_YOUR GOAL:_
Determine which lines contain the word "archivo", then copy those lines.

_DATA RECORDS:_
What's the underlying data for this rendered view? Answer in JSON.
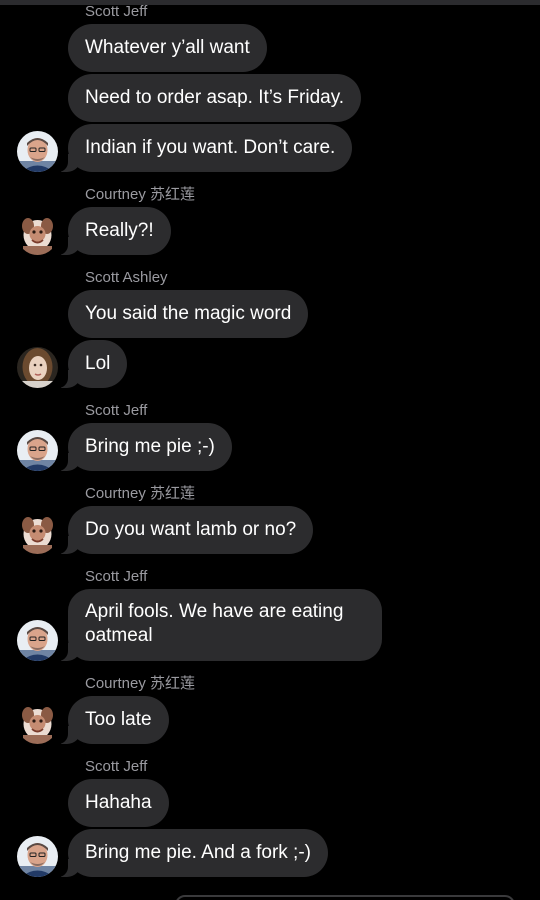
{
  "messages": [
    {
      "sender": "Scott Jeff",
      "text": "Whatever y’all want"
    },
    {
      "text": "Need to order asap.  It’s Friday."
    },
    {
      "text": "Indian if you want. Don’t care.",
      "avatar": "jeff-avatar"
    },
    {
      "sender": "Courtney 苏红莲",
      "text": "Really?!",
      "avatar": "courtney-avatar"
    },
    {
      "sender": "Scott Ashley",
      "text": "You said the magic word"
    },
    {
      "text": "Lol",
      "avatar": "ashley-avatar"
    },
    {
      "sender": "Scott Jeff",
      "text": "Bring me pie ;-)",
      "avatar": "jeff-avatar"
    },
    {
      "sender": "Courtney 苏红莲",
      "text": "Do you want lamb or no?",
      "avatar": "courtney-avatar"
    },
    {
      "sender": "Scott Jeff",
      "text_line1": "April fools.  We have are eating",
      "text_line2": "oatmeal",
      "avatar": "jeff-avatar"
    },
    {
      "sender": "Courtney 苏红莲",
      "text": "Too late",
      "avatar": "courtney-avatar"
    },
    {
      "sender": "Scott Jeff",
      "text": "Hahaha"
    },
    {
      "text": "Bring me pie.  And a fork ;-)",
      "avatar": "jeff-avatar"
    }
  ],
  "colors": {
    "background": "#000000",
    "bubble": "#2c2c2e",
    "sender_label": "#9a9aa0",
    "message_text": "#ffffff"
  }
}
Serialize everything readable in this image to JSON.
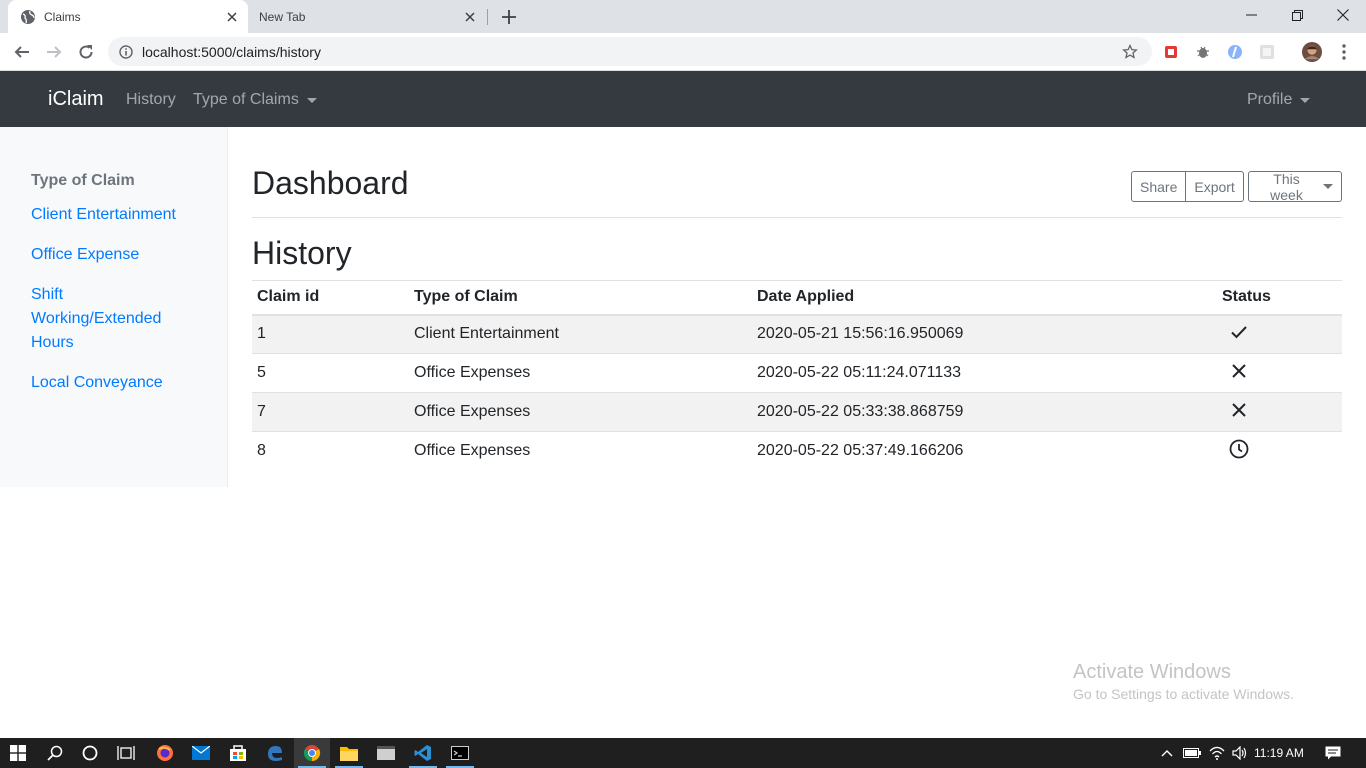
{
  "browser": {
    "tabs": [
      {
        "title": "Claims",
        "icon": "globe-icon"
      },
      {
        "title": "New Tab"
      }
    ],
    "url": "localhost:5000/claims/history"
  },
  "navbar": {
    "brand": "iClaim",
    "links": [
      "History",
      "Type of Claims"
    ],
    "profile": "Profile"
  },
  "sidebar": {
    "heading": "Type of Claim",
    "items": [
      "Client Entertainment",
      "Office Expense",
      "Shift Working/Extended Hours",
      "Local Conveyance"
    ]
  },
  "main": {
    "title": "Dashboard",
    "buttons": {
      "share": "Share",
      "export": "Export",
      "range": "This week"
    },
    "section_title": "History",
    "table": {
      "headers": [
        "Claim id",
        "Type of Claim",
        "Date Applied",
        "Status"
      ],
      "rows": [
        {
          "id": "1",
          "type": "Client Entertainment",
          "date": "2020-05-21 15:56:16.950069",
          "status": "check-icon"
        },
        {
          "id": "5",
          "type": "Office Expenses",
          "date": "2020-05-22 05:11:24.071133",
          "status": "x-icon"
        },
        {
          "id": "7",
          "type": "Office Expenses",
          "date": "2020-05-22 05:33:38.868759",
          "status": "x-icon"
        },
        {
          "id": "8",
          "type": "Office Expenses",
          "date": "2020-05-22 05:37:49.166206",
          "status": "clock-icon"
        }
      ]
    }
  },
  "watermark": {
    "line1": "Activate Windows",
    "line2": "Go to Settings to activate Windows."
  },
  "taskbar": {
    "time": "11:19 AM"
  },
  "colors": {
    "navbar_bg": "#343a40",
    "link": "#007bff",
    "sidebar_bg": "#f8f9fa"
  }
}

---

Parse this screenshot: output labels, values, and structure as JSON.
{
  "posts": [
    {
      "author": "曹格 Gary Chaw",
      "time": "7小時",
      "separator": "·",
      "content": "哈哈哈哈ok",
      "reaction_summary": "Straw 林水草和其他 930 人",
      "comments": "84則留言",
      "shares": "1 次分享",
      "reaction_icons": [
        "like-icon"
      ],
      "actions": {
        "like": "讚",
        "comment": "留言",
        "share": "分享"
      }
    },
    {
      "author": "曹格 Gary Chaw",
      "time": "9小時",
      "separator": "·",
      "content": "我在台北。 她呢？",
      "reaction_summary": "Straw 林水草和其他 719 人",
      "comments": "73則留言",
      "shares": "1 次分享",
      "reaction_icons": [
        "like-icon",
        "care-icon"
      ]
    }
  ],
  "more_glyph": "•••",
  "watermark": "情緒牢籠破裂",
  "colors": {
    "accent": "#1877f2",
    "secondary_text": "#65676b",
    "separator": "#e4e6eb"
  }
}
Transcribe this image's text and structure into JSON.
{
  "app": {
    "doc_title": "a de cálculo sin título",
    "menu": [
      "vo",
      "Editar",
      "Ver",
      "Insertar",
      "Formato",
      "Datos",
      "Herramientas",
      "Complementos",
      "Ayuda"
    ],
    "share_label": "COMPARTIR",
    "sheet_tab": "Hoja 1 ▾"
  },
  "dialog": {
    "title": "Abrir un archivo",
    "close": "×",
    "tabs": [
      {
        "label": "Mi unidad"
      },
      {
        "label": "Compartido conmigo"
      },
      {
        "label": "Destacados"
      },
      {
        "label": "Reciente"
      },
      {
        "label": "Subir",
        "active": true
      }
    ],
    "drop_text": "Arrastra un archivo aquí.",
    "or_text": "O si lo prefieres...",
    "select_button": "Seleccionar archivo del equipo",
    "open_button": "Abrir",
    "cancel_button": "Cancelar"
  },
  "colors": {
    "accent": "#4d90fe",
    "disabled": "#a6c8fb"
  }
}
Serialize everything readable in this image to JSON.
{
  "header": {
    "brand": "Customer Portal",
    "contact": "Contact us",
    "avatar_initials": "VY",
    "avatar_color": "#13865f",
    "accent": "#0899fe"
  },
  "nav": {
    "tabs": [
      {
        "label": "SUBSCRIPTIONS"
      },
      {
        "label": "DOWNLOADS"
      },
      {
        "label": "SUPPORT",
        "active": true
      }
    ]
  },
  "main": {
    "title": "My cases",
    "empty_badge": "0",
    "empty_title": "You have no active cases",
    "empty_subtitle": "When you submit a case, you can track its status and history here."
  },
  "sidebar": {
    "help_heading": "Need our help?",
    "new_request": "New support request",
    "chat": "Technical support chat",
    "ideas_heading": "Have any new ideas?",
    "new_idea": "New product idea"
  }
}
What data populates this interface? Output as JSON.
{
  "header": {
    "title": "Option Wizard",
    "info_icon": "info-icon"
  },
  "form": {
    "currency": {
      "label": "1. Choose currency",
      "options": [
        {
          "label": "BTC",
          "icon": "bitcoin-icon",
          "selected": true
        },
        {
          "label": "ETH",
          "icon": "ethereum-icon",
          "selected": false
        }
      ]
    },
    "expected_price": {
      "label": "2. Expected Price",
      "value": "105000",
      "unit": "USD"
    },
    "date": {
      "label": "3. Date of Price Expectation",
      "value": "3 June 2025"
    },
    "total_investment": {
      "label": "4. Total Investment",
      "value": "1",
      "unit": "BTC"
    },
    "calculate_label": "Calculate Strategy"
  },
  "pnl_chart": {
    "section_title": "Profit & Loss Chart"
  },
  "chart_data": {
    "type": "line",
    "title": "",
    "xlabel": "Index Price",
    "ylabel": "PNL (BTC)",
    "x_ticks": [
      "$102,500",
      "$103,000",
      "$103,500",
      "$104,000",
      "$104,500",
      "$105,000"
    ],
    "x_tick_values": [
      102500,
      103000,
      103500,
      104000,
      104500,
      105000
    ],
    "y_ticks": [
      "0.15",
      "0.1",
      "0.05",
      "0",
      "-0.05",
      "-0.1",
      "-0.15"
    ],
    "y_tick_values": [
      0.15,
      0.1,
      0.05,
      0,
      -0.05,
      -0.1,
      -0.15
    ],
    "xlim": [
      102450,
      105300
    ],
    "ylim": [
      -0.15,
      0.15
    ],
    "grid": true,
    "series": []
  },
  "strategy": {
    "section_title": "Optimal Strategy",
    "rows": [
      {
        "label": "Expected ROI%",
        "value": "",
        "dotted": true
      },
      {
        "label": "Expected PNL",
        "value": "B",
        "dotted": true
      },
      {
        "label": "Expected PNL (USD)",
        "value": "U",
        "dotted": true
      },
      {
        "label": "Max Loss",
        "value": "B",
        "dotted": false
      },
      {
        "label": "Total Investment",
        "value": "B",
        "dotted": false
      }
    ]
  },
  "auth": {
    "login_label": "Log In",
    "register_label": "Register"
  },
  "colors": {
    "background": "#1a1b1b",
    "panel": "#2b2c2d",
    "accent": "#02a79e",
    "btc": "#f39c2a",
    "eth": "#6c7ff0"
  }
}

_WRITTEN RESPONSE:_
    "title": "Abrir un archivo",
    "drop_text": "Arrastra un archivo aquí.",
    "select_button": "Seleccionar archivo del equipo",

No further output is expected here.